**Goal**
Please reproduce part of the offshore drilling passage below word for word, beginning at the words "Sen. Barack Obama, the" and stopping after the words "power to overturn.".

**Extract provided**
****************************************

U.S. President George W. Bush’s call on Congress to lift a 27-year ban on offshore drilling in U.S. coastal waters is a geopolitical shot that will resound worldwide.

BBC News quote Bush calling existing restrictions on offshore drilling “outdated and counter-productive”.

Since 1981, a congressional moratorium has prohibited oil and gas drilling along the east and west coasts of the U.S. and in the eastern Gulf of Mexico, an area accounting for some 80 percent of the U.S.’s Outer Continental Shelf. This was done to protect tourism and prevent oil spills from wrecking beach areas.

Both Bush and Republican presumptive presidential candidate John McCain are aligning their position, arguing that the move to lift the moratorium will lessen dependence on foreign oil imports.

According to U.S. interior documents cited by the BBC, there are an estimated 18 billion barrels of recoverable oil in the area, and the U.S. annual consumption is around 7.6 billion barrels, over 33 percent of that offshore capacity.

Sen. Barack Obama, the presumptive Democratic party presidential nominee, is opposed to the lifting of the moratorium.

The implications for Canada are profound. The U.S. oil equation does not look to addressing the soaring annual consumption across North America. (Worldwide daily consumption sits at around 80 million barrels of conventional oil.) With no reduction in consumption, loss of oil imports or soaring prices put pressure on a source of local substitution.

Currently, there is a moratorium on oil and gas exploration off the coast of B.C., which the federal government has the power to overturn.

On Straight.com last week, California-based energy analyst Julian Darley was quoted as saying B.C. Hydro should not be looking to gas-fired power plants in its long-term energy strategy.

****************************************

**Given data**
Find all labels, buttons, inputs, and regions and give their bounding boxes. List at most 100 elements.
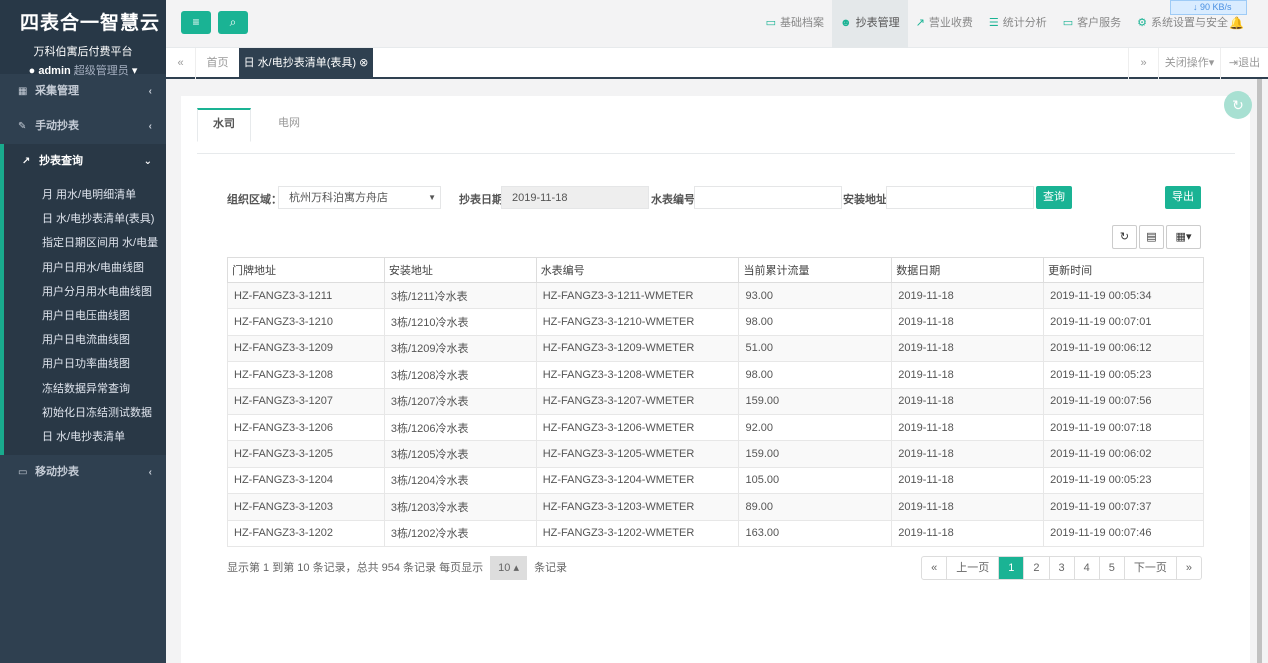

****************************************

**Result**
Sen. Barack Obama, the presumptive Democratic party presidential nominee, is opposed to the lifting of the moratorium.

The implications for Canada are profound. The U.S. oil equation does not look to addressing the soaring annual consumption across North America. (Worldwide daily consumption sits at around 80 million barrels of conventional oil.) With no reduction in consumption, loss of oil imports or soaring prices put pressure on a source of local substitution.

Currently, there is a moratorium on oil and gas exploration off the coast of B.C., which the federal government has the power to overturn.